**Instructions to follow**
Reproduce all of the data below, line by line, with every character left unchanged.

**Listed records**
────────────────────────────────────────

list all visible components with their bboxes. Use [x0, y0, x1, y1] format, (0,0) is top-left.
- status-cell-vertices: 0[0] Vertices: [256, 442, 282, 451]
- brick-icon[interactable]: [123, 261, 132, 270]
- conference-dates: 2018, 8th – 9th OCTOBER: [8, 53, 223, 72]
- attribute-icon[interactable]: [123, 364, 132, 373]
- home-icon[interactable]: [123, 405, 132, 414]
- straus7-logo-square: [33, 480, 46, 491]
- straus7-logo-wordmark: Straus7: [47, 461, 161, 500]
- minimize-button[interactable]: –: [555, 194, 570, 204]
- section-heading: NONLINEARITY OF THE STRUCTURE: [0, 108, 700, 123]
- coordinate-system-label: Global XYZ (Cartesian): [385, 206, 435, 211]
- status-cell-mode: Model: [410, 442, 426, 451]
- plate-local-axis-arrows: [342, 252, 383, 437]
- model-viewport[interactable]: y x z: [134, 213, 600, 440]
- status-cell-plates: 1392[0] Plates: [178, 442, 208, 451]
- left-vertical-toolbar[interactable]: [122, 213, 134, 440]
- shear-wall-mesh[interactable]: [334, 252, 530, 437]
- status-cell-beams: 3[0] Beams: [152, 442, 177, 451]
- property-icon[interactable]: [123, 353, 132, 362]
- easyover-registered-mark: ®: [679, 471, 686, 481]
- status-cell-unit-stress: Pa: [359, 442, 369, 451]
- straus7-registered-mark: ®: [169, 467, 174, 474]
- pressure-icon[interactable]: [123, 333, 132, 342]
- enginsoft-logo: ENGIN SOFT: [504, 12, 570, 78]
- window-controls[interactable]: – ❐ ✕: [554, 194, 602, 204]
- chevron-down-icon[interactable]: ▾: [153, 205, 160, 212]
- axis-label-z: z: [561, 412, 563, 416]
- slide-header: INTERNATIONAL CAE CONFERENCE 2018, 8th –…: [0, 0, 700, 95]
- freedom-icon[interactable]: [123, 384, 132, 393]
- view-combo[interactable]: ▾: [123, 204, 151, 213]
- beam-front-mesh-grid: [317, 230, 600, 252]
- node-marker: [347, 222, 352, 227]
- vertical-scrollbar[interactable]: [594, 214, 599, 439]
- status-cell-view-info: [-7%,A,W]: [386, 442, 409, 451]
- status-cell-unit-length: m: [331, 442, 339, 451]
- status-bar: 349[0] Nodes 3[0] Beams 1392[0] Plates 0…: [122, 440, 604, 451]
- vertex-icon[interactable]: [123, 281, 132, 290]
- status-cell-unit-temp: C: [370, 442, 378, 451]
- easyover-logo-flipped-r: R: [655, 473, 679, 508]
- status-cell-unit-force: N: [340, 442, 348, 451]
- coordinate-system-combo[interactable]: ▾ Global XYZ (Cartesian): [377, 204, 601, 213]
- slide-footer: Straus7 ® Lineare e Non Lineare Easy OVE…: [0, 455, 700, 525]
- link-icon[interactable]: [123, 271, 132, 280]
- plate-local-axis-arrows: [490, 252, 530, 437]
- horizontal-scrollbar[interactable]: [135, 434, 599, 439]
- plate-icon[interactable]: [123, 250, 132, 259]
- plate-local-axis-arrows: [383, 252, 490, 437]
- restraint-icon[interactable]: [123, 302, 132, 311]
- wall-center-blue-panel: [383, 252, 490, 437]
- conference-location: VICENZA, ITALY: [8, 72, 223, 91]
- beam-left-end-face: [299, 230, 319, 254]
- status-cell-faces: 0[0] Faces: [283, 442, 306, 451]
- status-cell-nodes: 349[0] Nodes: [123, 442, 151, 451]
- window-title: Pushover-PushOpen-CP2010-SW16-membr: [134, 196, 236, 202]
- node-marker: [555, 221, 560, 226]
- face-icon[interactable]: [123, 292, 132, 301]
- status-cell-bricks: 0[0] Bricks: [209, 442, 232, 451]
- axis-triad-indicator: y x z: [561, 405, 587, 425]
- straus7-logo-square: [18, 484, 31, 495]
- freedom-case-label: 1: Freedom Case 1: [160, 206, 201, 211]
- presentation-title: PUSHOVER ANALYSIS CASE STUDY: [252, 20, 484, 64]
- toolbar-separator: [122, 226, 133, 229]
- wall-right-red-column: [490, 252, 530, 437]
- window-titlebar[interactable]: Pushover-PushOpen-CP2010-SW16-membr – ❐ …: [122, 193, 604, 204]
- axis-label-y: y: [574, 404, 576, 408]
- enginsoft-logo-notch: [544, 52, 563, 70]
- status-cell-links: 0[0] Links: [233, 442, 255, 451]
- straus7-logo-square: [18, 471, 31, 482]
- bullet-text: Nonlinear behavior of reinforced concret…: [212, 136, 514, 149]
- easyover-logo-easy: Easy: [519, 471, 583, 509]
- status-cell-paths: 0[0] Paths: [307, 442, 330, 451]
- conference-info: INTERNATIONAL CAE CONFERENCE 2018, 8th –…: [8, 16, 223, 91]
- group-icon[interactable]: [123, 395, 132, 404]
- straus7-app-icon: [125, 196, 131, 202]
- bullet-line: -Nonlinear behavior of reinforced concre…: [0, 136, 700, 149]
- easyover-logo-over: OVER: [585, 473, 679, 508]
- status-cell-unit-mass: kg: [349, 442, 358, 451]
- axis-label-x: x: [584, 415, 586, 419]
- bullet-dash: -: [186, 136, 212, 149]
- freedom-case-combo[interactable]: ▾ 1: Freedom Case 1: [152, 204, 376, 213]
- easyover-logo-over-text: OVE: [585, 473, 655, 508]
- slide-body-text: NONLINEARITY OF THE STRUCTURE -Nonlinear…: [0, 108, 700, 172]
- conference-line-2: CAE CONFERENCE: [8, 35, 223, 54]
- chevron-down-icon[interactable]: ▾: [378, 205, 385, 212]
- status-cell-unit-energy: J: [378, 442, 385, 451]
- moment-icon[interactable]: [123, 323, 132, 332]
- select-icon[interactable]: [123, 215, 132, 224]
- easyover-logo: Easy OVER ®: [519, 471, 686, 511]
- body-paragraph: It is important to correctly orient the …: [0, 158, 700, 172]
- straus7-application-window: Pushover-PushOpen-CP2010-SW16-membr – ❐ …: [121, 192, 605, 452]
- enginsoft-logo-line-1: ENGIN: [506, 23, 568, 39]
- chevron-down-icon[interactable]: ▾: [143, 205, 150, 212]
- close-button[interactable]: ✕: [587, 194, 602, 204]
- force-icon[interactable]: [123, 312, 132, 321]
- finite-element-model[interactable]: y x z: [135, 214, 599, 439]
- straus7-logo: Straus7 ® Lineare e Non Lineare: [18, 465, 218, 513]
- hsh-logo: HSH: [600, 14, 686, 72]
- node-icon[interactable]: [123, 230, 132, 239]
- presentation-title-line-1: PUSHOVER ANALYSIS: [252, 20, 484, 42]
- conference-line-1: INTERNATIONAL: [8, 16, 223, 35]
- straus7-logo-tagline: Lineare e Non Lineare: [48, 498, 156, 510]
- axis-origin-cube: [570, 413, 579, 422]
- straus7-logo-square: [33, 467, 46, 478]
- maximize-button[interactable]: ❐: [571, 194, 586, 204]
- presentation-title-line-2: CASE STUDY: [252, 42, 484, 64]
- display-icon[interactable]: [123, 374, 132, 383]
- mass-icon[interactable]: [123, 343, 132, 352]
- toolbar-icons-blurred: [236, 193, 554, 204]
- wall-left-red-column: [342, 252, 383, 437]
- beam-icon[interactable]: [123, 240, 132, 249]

────────────────────────────────────────

**Written solution**
list all visible components with their bboxes. Use [x0, y0, x1, y1] format, (0,0) is top-left.
- status-cell-vertices: 0[0] Vertices: [256, 442, 282, 451]
- brick-icon[interactable]: [123, 261, 132, 270]
- conference-dates: 2018, 8th – 9th OCTOBER: [8, 53, 223, 72]
- attribute-icon[interactable]: [123, 364, 132, 373]
- home-icon[interactable]: [123, 405, 132, 414]
- straus7-logo-square: [33, 480, 46, 491]
- straus7-logo-wordmark: Straus7: [47, 461, 161, 500]
- minimize-button[interactable]: –: [555, 194, 570, 204]
- section-heading: NONLINEARITY OF THE STRUCTURE: [0, 108, 700, 123]
- coordinate-system-label: Global XYZ (Cartesian): [385, 206, 435, 211]
- status-cell-mode: Model: [410, 442, 426, 451]
- plate-local-axis-arrows: [342, 252, 383, 437]
- model-viewport[interactable]: y x z: [134, 213, 600, 440]
- status-cell-plates: 1392[0] Plates: [178, 442, 208, 451]
- left-vertical-toolbar[interactable]: [122, 213, 134, 440]
- shear-wall-mesh[interactable]: [334, 252, 530, 437]
- status-cell-beams: 3[0] Beams: [152, 442, 177, 451]
- property-icon[interactable]: [123, 353, 132, 362]
- easyover-registered-mark: ®: [679, 471, 686, 481]
- status-cell-unit-stress: Pa: [359, 442, 369, 451]
- straus7-registered-mark: ®: [169, 467, 174, 474]
- pressure-icon[interactable]: [123, 333, 132, 342]
- enginsoft-logo: ENGIN SOFT: [504, 12, 570, 78]
- window-controls[interactable]: – ❐ ✕: [554, 194, 602, 204]
- chevron-down-icon[interactable]: ▾: [153, 205, 160, 212]
- axis-label-z: z: [561, 412, 563, 416]
- slide-header: INTERNATIONAL CAE CONFERENCE 2018, 8th –…: [0, 0, 700, 95]
- freedom-icon[interactable]: [123, 384, 132, 393]
- view-combo[interactable]: ▾: [123, 204, 151, 213]
- beam-front-mesh-grid: [317, 230, 600, 252]
- node-marker: [347, 222, 352, 227]
- vertical-scrollbar[interactable]: [594, 214, 599, 439]
- status-cell-view-info: [-7%,A,W]: [386, 442, 409, 451]
- status-cell-unit-length: m: [331, 442, 339, 451]
- status-bar: 349[0] Nodes 3[0] Beams 1392[0] Plates 0…: [122, 440, 604, 451]
- vertex-icon[interactable]: [123, 281, 132, 290]
- status-cell-unit-temp: C: [370, 442, 378, 451]
- easyover-logo-flipped-r: R: [655, 473, 679, 508]
- status-cell-unit-force: N: [340, 442, 348, 451]
- coordinate-system-combo[interactable]: ▾ Global XYZ (Cartesian): [377, 204, 601, 213]
- slide-footer: Straus7 ® Lineare e Non Lineare Easy OVE…: [0, 455, 700, 525]
- link-icon[interactable]: [123, 271, 132, 280]
- plate-local-axis-arrows: [490, 252, 530, 437]
- horizontal-scrollbar[interactable]: [135, 434, 599, 439]
- plate-icon[interactable]: [123, 250, 132, 259]
- plate-local-axis-arrows: [383, 252, 490, 437]
- restraint-icon[interactable]: [123, 302, 132, 311]
- wall-center-blue-panel: [383, 252, 490, 437]
- conference-location: VICENZA, ITALY: [8, 72, 223, 91]
- beam-left-end-face: [299, 230, 319, 254]
- status-cell-faces: 0[0] Faces: [283, 442, 306, 451]
- status-cell-nodes: 349[0] Nodes: [123, 442, 151, 451]
- window-title: Pushover-PushOpen-CP2010-SW16-membr: [134, 196, 236, 202]
- node-marker: [555, 221, 560, 226]
- face-icon[interactable]: [123, 292, 132, 301]
- status-cell-bricks: 0[0] Bricks: [209, 442, 232, 451]
- axis-triad-indicator: y x z: [561, 405, 587, 425]
- straus7-logo-square: [18, 484, 31, 495]
- freedom-case-label: 1: Freedom Case 1: [160, 206, 201, 211]
- presentation-title: PUSHOVER ANALYSIS CASE STUDY: [252, 20, 484, 64]
- toolbar-separator: [122, 226, 133, 229]
- wall-right-red-column: [490, 252, 530, 437]
- window-titlebar[interactable]: Pushover-PushOpen-CP2010-SW16-membr – ❐ …: [122, 193, 604, 204]
- axis-label-y: y: [574, 404, 576, 408]
- enginsoft-logo-notch: [544, 52, 563, 70]
- status-cell-links: 0[0] Links: [233, 442, 255, 451]
- straus7-logo-square: [18, 471, 31, 482]
- bullet-text: Nonlinear behavior of reinforced concret…: [212, 136, 514, 149]
- easyover-logo-easy: Easy: [519, 471, 583, 509]
- status-cell-paths: 0[0] Paths: [307, 442, 330, 451]
- conference-info: INTERNATIONAL CAE CONFERENCE 2018, 8th –…: [8, 16, 223, 91]
- group-icon[interactable]: [123, 395, 132, 404]
- straus7-app-icon: [125, 196, 131, 202]
- bullet-line: -Nonlinear behavior of reinforced concre…: [0, 136, 700, 149]
- easyover-logo-over: OVER: [585, 473, 679, 508]
- status-cell-unit-mass: kg: [349, 442, 358, 451]
- axis-label-x: x: [584, 415, 586, 419]
- bullet-dash: -: [186, 136, 212, 149]
- freedom-case-combo[interactable]: ▾ 1: Freedom Case 1: [152, 204, 376, 213]
- easyover-logo-over-text: OVE: [585, 473, 655, 508]
- slide-body-text: NONLINEARITY OF THE STRUCTURE -Nonlinear…: [0, 108, 700, 172]
- conference-line-2: CAE CONFERENCE: [8, 35, 223, 54]
- chevron-down-icon[interactable]: ▾: [378, 205, 385, 212]
- status-cell-unit-energy: J: [378, 442, 385, 451]
- moment-icon[interactable]: [123, 323, 132, 332]
- select-icon[interactable]: [123, 215, 132, 224]
- easyover-logo: Easy OVER ®: [519, 471, 686, 511]
- body-paragraph: It is important to correctly orient the …: [0, 158, 700, 172]
- straus7-application-window: Pushover-PushOpen-CP2010-SW16-membr – ❐ …: [121, 192, 605, 452]
- enginsoft-logo-line-1: ENGIN: [506, 23, 568, 39]
- chevron-down-icon[interactable]: ▾: [143, 205, 150, 212]
- close-button[interactable]: ✕: [587, 194, 602, 204]
- force-icon[interactable]: [123, 312, 132, 321]
- finite-element-model[interactable]: y x z: [135, 214, 599, 439]
- straus7-logo: Straus7 ® Lineare e Non Lineare: [18, 465, 218, 513]
- hsh-logo: HSH: [600, 14, 686, 72]
- node-icon[interactable]: [123, 230, 132, 239]
- presentation-title-line-1: PUSHOVER ANALYSIS: [252, 20, 484, 42]
- conference-line-1: INTERNATIONAL: [8, 16, 223, 35]
- straus7-logo-tagline: Lineare e Non Lineare: [48, 498, 156, 510]
- axis-origin-cube: [570, 413, 579, 422]
- straus7-logo-square: [33, 467, 46, 478]
- maximize-button[interactable]: ❐: [571, 194, 586, 204]
- presentation-title-line-2: CASE STUDY: [252, 42, 484, 64]
- display-icon[interactable]: [123, 374, 132, 383]
- mass-icon[interactable]: [123, 343, 132, 352]
- toolbar-icons-blurred: [236, 193, 554, 204]
- wall-left-red-column: [342, 252, 383, 437]
- beam-icon[interactable]: [123, 240, 132, 249]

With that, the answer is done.